**BRIEF**. Skip the pictures. Transcribe the rest of the data below without changing a word.

**INPUT ROWS**.

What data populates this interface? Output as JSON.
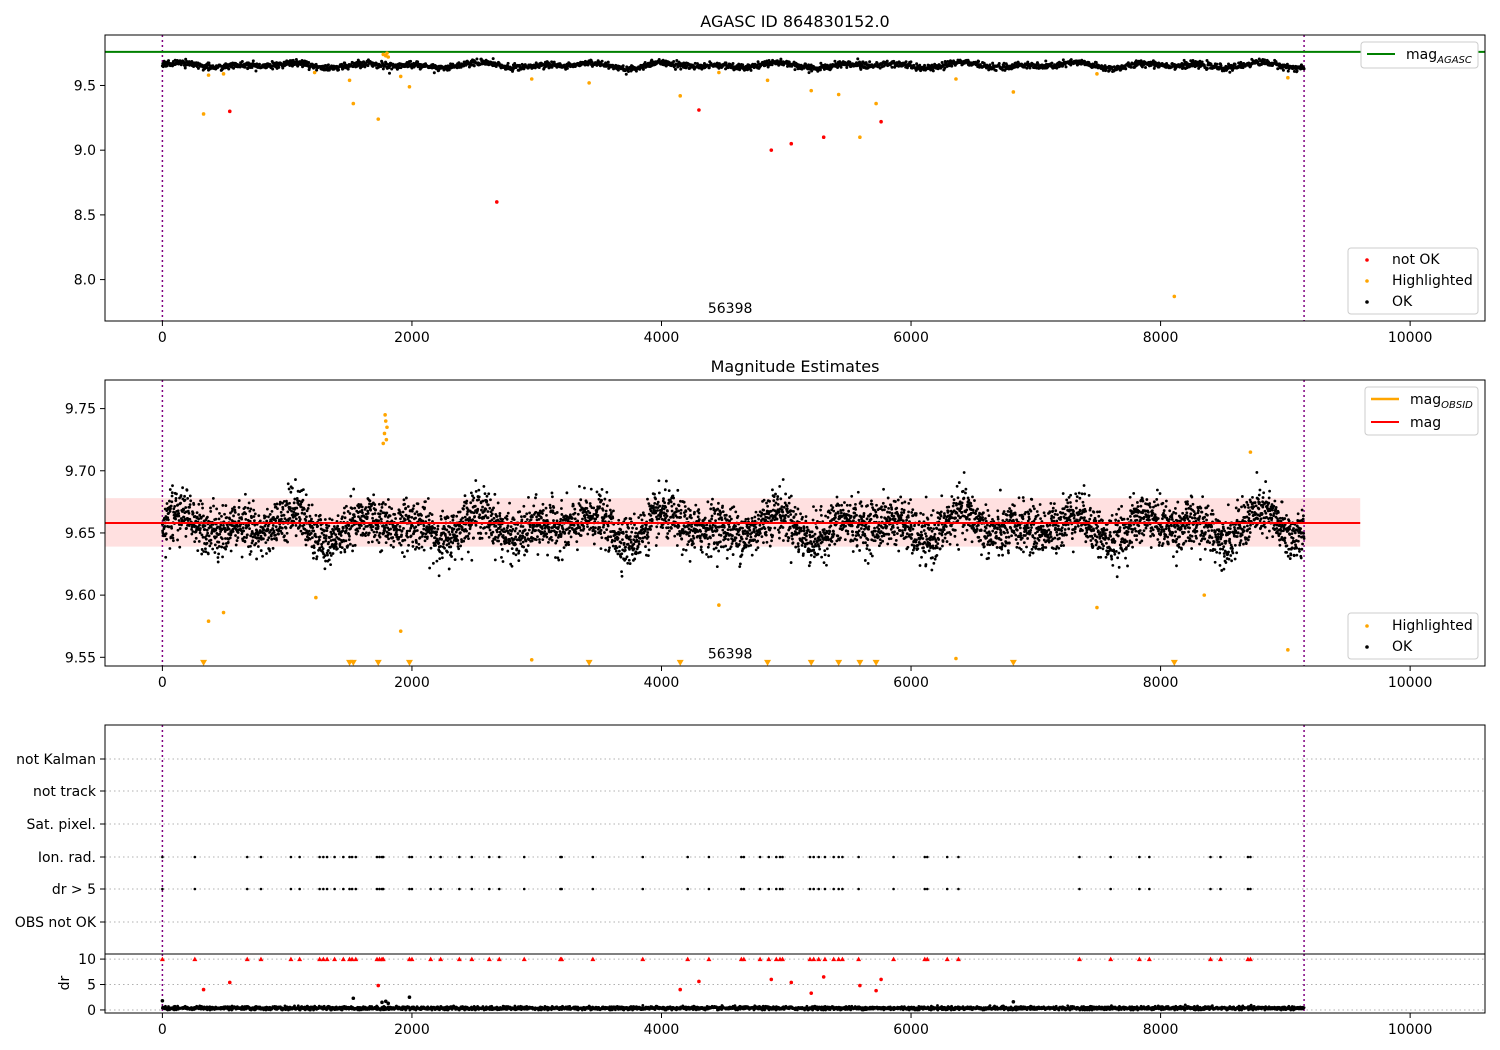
{
  "chart_data": [
    {
      "type": "scatter",
      "title": "AGASC ID 864830152.0",
      "xlabel": "",
      "ylabel": "",
      "xlim": [
        -460,
        10600
      ],
      "ylim": [
        7.68,
        9.89
      ],
      "xticks": [
        0,
        2000,
        4000,
        6000,
        8000,
        10000
      ],
      "yticks": [
        8.0,
        8.5,
        9.0,
        9.5
      ],
      "ytick_labels": [
        "8.0",
        "8.5",
        "9.0",
        "9.5"
      ],
      "hline": {
        "name": "mag$_{AGASC}$",
        "label_main": "mag",
        "label_sub": "AGASC",
        "y": 9.76,
        "color": "#008000"
      },
      "obsid_text": "56398",
      "obsid_text_at": [
        4550,
        7.78
      ],
      "vlines": [
        0,
        9150
      ],
      "legend_top": {
        "placement": "top-right",
        "entries": [
          {
            "label_main": "mag",
            "label_sub": "AGASC",
            "color": "#008000"
          }
        ]
      },
      "legend_bottom": {
        "placement": "lower-right",
        "entries": [
          {
            "label": "not OK",
            "color": "#ff0000"
          },
          {
            "label": "Highlighted",
            "color": "#ffa500"
          },
          {
            "label": "OK",
            "color": "#000000"
          }
        ]
      },
      "ok_band": {
        "center": 9.655,
        "amp": 0.025,
        "noise": 0.018,
        "x_range": [
          0,
          9150
        ]
      },
      "series": [
        {
          "name": "not OK",
          "color": "#ff0000",
          "x": [
            540,
            2680,
            4300,
            4880,
            5040,
            5300,
            5760
          ],
          "y": [
            9.3,
            8.6,
            9.31,
            9.0,
            9.05,
            9.1,
            9.22
          ]
        },
        {
          "name": "Highlighted",
          "color": "#ffa500",
          "x": [
            330,
            370,
            490,
            1220,
            1500,
            1530,
            1730,
            1770,
            1790,
            1800,
            1810,
            1910,
            1980,
            2960,
            3420,
            4150,
            4460,
            4850,
            5200,
            5420,
            5590,
            5720,
            6360,
            6820,
            7490,
            8110,
            9020
          ],
          "y": [
            9.28,
            9.58,
            9.59,
            9.6,
            9.54,
            9.36,
            9.24,
            9.74,
            9.73,
            9.75,
            9.72,
            9.57,
            9.49,
            9.55,
            9.52,
            9.42,
            9.6,
            9.54,
            9.46,
            9.43,
            9.1,
            9.36,
            9.55,
            9.45,
            9.59,
            7.87,
            9.56
          ]
        }
      ]
    },
    {
      "type": "scatter",
      "title": "Magnitude Estimates",
      "xlabel": "",
      "ylabel": "",
      "xlim": [
        -460,
        10600
      ],
      "ylim": [
        9.543,
        9.773
      ],
      "xticks": [
        0,
        2000,
        4000,
        6000,
        8000,
        10000
      ],
      "yticks": [
        9.55,
        9.6,
        9.65,
        9.7,
        9.75
      ],
      "ytick_labels": [
        "9.55",
        "9.60",
        "9.65",
        "9.70",
        "9.75"
      ],
      "mag_line": {
        "label": "mag",
        "y": 9.658,
        "color": "#ff0000",
        "band": [
          9.639,
          9.678
        ],
        "band_x": [
          -460,
          9600
        ]
      },
      "obsid_text": "56398",
      "obsid_text_at": [
        4550,
        9.553
      ],
      "vlines": [
        0,
        9150
      ],
      "legend_top": {
        "placement": "top-right",
        "entries": [
          {
            "label_main": "mag",
            "label_sub": "OBSID",
            "color": "#ffa500"
          },
          {
            "label": "mag",
            "color": "#ff0000"
          }
        ]
      },
      "legend_bottom": {
        "placement": "lower-right",
        "entries": [
          {
            "label": "Highlighted",
            "color": "#ffa500"
          },
          {
            "label": "OK",
            "color": "#000000"
          }
        ]
      },
      "ok_band": {
        "center": 9.655,
        "amp": 0.012,
        "noise": 0.014,
        "x_range": [
          0,
          9150
        ]
      },
      "series": [
        {
          "name": "Highlighted",
          "color": "#ffa500",
          "x": [
            370,
            490,
            1230,
            1910,
            2960,
            4460,
            6360,
            7490,
            8350,
            8720,
            9020,
            1770,
            1780,
            1790,
            1800,
            1785,
            1795
          ],
          "y": [
            9.579,
            9.586,
            9.598,
            9.571,
            9.548,
            9.592,
            9.549,
            9.59,
            9.6,
            9.715,
            9.556,
            9.722,
            9.73,
            9.74,
            9.735,
            9.745,
            9.725
          ]
        },
        {
          "name": "Highlighted (below axis)",
          "color": "#ffa500",
          "marker": "triangle-down",
          "x": [
            330,
            1500,
            1530,
            1730,
            1980,
            3420,
            4150,
            4850,
            5200,
            5420,
            5590,
            5720,
            6820,
            8110
          ],
          "y": [
            9.5455,
            9.5455,
            9.5455,
            9.5455,
            9.5455,
            9.5455,
            9.5455,
            9.5455,
            9.5455,
            9.5455,
            9.5455,
            9.5455,
            9.5455,
            9.5455
          ]
        }
      ]
    },
    {
      "type": "scatter",
      "title": "",
      "xlabel": "",
      "ylabel": "",
      "xlim": [
        -460,
        10600
      ],
      "categories": [
        "not Kalman",
        "not track",
        "Sat. pixel.",
        "Ion. rad.",
        "dr > 5",
        "OBS not OK"
      ],
      "flag_times": [
        0,
        260,
        680,
        790,
        1030,
        1100,
        1260,
        1290,
        1320,
        1380,
        1450,
        1500,
        1520,
        1550,
        1720,
        1740,
        1760,
        1770,
        1980,
        2000,
        2150,
        2230,
        2380,
        2480,
        2620,
        2700,
        2900,
        3190,
        3200,
        3450,
        3850,
        4210,
        4380,
        4640,
        4660,
        4790,
        4860,
        4920,
        4950,
        4970,
        5190,
        5220,
        5260,
        5310,
        5380,
        5420,
        5450,
        5580,
        5860,
        6110,
        6130,
        6290,
        6380,
        7350,
        7600,
        7830,
        7910,
        8400,
        8480,
        8700,
        8720
      ],
      "flag_rows": [
        "Ion. rad.",
        "dr > 5"
      ],
      "vlines": [
        0,
        9150
      ]
    },
    {
      "type": "scatter",
      "title": "",
      "xlabel": "",
      "ylabel": "dr",
      "xlim": [
        -460,
        10600
      ],
      "ylim": [
        -0.6,
        11
      ],
      "yticks": [
        0,
        5,
        10
      ],
      "ytick_labels": [
        "0",
        "5",
        "10"
      ],
      "base_band": {
        "center": 0.35,
        "noise": 0.3,
        "x_range": [
          0,
          9150
        ]
      },
      "clip_value": 10,
      "vlines": [
        0,
        9150
      ],
      "series": [
        {
          "name": "not OK",
          "color": "#ff0000",
          "x": [
            330,
            540,
            1730,
            4150,
            4300,
            4880,
            5040,
            5200,
            5300,
            5590,
            5720,
            5760
          ],
          "y": [
            4.0,
            5.4,
            4.8,
            4.0,
            5.6,
            6.0,
            5.4,
            3.3,
            6.5,
            4.8,
            3.8,
            6.0
          ]
        },
        {
          "name": "OK outliers",
          "color": "#000000",
          "x": [
            0,
            1530,
            1980,
            1760,
            1790,
            6820,
            1810
          ],
          "y": [
            1.8,
            2.3,
            2.5,
            1.5,
            1.7,
            1.6,
            1.3
          ]
        }
      ]
    }
  ]
}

**SOLUTION TO THIS TASK**.
What data populates this interface? Output as JSON.
{
  "chart_data": [
    {
      "type": "scatter",
      "title": "AGASC ID 864830152.0",
      "xlabel": "",
      "ylabel": "",
      "xlim": [
        -460,
        10600
      ],
      "ylim": [
        7.68,
        9.89
      ],
      "xticks": [
        0,
        2000,
        4000,
        6000,
        8000,
        10000
      ],
      "yticks": [
        8.0,
        8.5,
        9.0,
        9.5
      ],
      "ytick_labels": [
        "8.0",
        "8.5",
        "9.0",
        "9.5"
      ],
      "hline": {
        "name": "mag$_{AGASC}$",
        "label_main": "mag",
        "label_sub": "AGASC",
        "y": 9.76,
        "color": "#008000"
      },
      "obsid_text": "56398",
      "obsid_text_at": [
        4550,
        7.78
      ],
      "vlines": [
        0,
        9150
      ],
      "legend_top": {
        "placement": "top-right",
        "entries": [
          {
            "label_main": "mag",
            "label_sub": "AGASC",
            "color": "#008000"
          }
        ]
      },
      "legend_bottom": {
        "placement": "lower-right",
        "entries": [
          {
            "label": "not OK",
            "color": "#ff0000"
          },
          {
            "label": "Highlighted",
            "color": "#ffa500"
          },
          {
            "label": "OK",
            "color": "#000000"
          }
        ]
      },
      "ok_band": {
        "center": 9.655,
        "amp": 0.025,
        "noise": 0.018,
        "x_range": [
          0,
          9150
        ]
      },
      "series": [
        {
          "name": "not OK",
          "color": "#ff0000",
          "x": [
            540,
            2680,
            4300,
            4880,
            5040,
            5300,
            5760
          ],
          "y": [
            9.3,
            8.6,
            9.31,
            9.0,
            9.05,
            9.1,
            9.22
          ]
        },
        {
          "name": "Highlighted",
          "color": "#ffa500",
          "x": [
            330,
            370,
            490,
            1220,
            1500,
            1530,
            1730,
            1770,
            1790,
            1800,
            1810,
            1910,
            1980,
            2960,
            3420,
            4150,
            4460,
            4850,
            5200,
            5420,
            5590,
            5720,
            6360,
            6820,
            7490,
            8110,
            9020
          ],
          "y": [
            9.28,
            9.58,
            9.59,
            9.6,
            9.54,
            9.36,
            9.24,
            9.74,
            9.73,
            9.75,
            9.72,
            9.57,
            9.49,
            9.55,
            9.52,
            9.42,
            9.6,
            9.54,
            9.46,
            9.43,
            9.1,
            9.36,
            9.55,
            9.45,
            9.59,
            7.87,
            9.56
          ]
        }
      ]
    },
    {
      "type": "scatter",
      "title": "Magnitude Estimates",
      "xlabel": "",
      "ylabel": "",
      "xlim": [
        -460,
        10600
      ],
      "ylim": [
        9.543,
        9.773
      ],
      "xticks": [
        0,
        2000,
        4000,
        6000,
        8000,
        10000
      ],
      "yticks": [
        9.55,
        9.6,
        9.65,
        9.7,
        9.75
      ],
      "ytick_labels": [
        "9.55",
        "9.60",
        "9.65",
        "9.70",
        "9.75"
      ],
      "mag_line": {
        "label": "mag",
        "y": 9.658,
        "color": "#ff0000",
        "band": [
          9.639,
          9.678
        ],
        "band_x": [
          -460,
          9600
        ]
      },
      "obsid_text": "56398",
      "obsid_text_at": [
        4550,
        9.553
      ],
      "vlines": [
        0,
        9150
      ],
      "legend_top": {
        "placement": "top-right",
        "entries": [
          {
            "label_main": "mag",
            "label_sub": "OBSID",
            "color": "#ffa500"
          },
          {
            "label": "mag",
            "color": "#ff0000"
          }
        ]
      },
      "legend_bottom": {
        "placement": "lower-right",
        "entries": [
          {
            "label": "Highlighted",
            "color": "#ffa500"
          },
          {
            "label": "OK",
            "color": "#000000"
          }
        ]
      },
      "ok_band": {
        "center": 9.655,
        "amp": 0.012,
        "noise": 0.014,
        "x_range": [
          0,
          9150
        ]
      },
      "series": [
        {
          "name": "Highlighted",
          "color": "#ffa500",
          "x": [
            370,
            490,
            1230,
            1910,
            2960,
            4460,
            6360,
            7490,
            8350,
            8720,
            9020,
            1770,
            1780,
            1790,
            1800,
            1785,
            1795
          ],
          "y": [
            9.579,
            9.586,
            9.598,
            9.571,
            9.548,
            9.592,
            9.549,
            9.59,
            9.6,
            9.715,
            9.556,
            9.722,
            9.73,
            9.74,
            9.735,
            9.745,
            9.725
          ]
        },
        {
          "name": "Highlighted (below axis)",
          "color": "#ffa500",
          "marker": "triangle-down",
          "x": [
            330,
            1500,
            1530,
            1730,
            1980,
            3420,
            4150,
            4850,
            5200,
            5420,
            5590,
            5720,
            6820,
            8110
          ],
          "y": [
            9.5455,
            9.5455,
            9.5455,
            9.5455,
            9.5455,
            9.5455,
            9.5455,
            9.5455,
            9.5455,
            9.5455,
            9.5455,
            9.5455,
            9.5455,
            9.5455
          ]
        }
      ]
    },
    {
      "type": "scatter",
      "title": "",
      "xlabel": "",
      "ylabel": "",
      "xlim": [
        -460,
        10600
      ],
      "categories": [
        "not Kalman",
        "not track",
        "Sat. pixel.",
        "Ion. rad.",
        "dr > 5",
        "OBS not OK"
      ],
      "flag_times": [
        0,
        260,
        680,
        790,
        1030,
        1100,
        1260,
        1290,
        1320,
        1380,
        1450,
        1500,
        1520,
        1550,
        1720,
        1740,
        1760,
        1770,
        1980,
        2000,
        2150,
        2230,
        2380,
        2480,
        2620,
        2700,
        2900,
        3190,
        3200,
        3450,
        3850,
        4210,
        4380,
        4640,
        4660,
        4790,
        4860,
        4920,
        4950,
        4970,
        5190,
        5220,
        5260,
        5310,
        5380,
        5420,
        5450,
        5580,
        5860,
        6110,
        6130,
        6290,
        6380,
        7350,
        7600,
        7830,
        7910,
        8400,
        8480,
        8700,
        8720
      ],
      "flag_rows": [
        "Ion. rad.",
        "dr > 5"
      ],
      "vlines": [
        0,
        9150
      ]
    },
    {
      "type": "scatter",
      "title": "",
      "xlabel": "",
      "ylabel": "dr",
      "xlim": [
        -460,
        10600
      ],
      "ylim": [
        -0.6,
        11
      ],
      "yticks": [
        0,
        5,
        10
      ],
      "ytick_labels": [
        "0",
        "5",
        "10"
      ],
      "base_band": {
        "center": 0.35,
        "noise": 0.3,
        "x_range": [
          0,
          9150
        ]
      },
      "clip_value": 10,
      "vlines": [
        0,
        9150
      ],
      "series": [
        {
          "name": "not OK",
          "color": "#ff0000",
          "x": [
            330,
            540,
            1730,
            4150,
            4300,
            4880,
            5040,
            5200,
            5300,
            5590,
            5720,
            5760
          ],
          "y": [
            4.0,
            5.4,
            4.8,
            4.0,
            5.6,
            6.0,
            5.4,
            3.3,
            6.5,
            4.8,
            3.8,
            6.0
          ]
        },
        {
          "name": "OK outliers",
          "color": "#000000",
          "x": [
            0,
            1530,
            1980,
            1760,
            1790,
            6820,
            1810
          ],
          "y": [
            1.8,
            2.3,
            2.5,
            1.5,
            1.7,
            1.6,
            1.3
          ]
        }
      ]
    }
  ]
}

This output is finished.